Look through the listing and locate every line containing the word "Zwerchfell"; copy those lines.

(Source records)
• • • •
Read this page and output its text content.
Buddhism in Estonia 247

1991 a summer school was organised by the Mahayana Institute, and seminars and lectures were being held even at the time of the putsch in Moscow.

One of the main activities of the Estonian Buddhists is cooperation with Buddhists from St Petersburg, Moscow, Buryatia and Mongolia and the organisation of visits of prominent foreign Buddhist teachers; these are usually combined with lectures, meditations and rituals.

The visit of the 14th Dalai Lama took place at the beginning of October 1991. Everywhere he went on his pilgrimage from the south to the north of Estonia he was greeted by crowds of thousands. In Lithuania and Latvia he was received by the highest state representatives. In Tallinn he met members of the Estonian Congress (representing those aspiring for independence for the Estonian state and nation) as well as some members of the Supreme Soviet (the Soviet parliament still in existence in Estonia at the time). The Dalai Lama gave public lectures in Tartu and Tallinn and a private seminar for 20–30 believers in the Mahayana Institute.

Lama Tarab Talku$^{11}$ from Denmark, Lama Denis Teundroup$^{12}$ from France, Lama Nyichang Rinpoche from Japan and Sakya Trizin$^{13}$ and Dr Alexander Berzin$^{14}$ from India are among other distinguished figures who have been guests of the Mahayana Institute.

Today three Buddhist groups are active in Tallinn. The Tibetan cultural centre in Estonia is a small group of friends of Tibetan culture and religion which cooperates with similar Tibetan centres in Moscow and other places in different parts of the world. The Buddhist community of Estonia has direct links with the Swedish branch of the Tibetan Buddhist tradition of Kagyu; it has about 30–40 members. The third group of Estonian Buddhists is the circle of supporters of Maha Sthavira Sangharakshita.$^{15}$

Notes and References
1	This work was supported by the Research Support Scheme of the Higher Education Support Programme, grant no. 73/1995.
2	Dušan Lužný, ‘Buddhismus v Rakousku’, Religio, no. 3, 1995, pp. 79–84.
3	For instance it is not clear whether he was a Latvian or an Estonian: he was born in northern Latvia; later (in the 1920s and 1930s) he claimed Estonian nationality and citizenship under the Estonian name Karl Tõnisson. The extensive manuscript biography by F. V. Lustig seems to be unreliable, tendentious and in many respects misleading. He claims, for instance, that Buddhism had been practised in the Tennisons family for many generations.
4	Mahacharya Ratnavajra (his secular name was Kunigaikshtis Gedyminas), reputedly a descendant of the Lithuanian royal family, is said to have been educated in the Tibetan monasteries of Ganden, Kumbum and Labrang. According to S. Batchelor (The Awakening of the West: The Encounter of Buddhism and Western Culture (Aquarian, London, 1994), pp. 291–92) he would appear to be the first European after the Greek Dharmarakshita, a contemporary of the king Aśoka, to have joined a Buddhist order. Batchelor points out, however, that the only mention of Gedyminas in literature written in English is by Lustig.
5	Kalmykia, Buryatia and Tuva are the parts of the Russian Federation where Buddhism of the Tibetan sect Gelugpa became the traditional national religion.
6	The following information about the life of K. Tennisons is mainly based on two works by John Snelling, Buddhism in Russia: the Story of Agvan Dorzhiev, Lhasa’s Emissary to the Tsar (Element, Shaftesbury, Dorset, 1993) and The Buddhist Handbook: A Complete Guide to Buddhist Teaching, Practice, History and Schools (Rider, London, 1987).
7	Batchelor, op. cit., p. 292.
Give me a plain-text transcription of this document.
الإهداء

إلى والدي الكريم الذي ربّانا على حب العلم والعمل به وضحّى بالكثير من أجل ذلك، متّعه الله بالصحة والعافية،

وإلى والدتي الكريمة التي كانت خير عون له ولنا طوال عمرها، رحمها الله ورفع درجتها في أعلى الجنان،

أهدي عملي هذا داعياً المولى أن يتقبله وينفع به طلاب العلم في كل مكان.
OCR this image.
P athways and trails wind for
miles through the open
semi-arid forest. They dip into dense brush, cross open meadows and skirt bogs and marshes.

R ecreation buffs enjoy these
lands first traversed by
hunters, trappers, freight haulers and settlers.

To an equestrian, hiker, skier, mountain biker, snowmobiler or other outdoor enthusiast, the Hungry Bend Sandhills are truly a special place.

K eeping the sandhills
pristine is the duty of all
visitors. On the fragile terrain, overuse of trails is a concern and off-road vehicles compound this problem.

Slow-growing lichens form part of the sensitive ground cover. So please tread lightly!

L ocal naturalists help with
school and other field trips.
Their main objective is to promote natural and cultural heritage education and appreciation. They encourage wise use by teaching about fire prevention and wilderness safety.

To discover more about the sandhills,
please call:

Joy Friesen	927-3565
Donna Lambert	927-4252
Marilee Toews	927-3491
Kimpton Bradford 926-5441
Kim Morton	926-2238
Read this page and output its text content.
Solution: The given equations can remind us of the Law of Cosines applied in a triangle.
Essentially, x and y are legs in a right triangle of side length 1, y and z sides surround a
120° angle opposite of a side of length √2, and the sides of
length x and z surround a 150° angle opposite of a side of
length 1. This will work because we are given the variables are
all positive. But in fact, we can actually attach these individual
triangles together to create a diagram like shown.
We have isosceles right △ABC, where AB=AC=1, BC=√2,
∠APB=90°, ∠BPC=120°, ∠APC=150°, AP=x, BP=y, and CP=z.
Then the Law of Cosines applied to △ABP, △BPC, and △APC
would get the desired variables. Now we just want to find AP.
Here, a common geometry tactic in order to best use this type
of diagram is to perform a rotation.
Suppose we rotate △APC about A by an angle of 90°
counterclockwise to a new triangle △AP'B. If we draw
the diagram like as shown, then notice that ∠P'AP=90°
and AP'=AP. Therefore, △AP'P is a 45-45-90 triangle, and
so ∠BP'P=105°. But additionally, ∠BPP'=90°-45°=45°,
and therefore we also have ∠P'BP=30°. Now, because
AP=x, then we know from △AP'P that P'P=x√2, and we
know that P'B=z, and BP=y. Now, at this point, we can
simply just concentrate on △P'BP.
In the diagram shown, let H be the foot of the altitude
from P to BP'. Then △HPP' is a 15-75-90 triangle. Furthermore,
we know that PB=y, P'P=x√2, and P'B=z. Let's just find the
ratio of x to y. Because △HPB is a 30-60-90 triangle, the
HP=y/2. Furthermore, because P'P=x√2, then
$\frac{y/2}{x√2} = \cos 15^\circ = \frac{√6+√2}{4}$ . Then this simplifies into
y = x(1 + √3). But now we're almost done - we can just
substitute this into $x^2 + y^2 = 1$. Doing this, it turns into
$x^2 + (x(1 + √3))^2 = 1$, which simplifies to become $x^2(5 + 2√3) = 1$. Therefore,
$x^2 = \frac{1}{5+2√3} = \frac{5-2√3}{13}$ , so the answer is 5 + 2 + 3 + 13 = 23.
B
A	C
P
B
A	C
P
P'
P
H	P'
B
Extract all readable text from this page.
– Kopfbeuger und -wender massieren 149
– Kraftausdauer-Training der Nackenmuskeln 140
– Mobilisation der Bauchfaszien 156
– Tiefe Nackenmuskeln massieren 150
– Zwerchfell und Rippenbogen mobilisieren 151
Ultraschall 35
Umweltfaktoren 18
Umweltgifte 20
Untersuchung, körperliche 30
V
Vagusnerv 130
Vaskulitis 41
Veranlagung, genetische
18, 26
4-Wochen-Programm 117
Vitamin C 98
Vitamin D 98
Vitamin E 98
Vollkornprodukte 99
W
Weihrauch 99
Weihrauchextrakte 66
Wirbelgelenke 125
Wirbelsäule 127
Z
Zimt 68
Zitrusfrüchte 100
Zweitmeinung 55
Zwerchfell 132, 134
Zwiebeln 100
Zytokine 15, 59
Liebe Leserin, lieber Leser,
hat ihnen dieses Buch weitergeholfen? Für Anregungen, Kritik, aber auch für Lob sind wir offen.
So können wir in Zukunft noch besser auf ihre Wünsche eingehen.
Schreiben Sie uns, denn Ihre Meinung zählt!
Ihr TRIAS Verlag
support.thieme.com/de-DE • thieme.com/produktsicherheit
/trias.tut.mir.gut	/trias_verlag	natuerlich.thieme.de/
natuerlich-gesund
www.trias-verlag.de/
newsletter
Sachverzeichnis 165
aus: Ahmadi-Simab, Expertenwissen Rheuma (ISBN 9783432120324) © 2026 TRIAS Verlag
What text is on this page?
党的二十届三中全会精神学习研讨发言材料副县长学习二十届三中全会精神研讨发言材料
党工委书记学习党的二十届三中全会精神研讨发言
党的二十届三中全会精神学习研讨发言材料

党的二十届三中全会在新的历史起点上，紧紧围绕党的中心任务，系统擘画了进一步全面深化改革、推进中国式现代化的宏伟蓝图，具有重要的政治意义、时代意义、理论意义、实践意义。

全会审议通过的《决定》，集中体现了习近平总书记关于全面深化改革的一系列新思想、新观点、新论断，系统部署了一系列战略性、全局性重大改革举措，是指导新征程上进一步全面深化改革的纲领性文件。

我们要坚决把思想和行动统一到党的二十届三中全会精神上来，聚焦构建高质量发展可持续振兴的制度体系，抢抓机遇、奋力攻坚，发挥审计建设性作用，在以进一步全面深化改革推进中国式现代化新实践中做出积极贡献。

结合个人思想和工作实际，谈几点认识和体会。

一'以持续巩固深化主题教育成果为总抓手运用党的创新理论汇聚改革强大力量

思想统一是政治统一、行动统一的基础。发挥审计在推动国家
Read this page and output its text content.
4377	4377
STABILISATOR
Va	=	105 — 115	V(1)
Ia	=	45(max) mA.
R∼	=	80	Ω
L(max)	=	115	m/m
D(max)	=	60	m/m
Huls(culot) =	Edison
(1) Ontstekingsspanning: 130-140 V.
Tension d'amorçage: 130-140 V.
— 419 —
• • • •
Full solution
– Zwerchfell und Rippenbogen mobilisieren 151
Zwerchfell 132, 134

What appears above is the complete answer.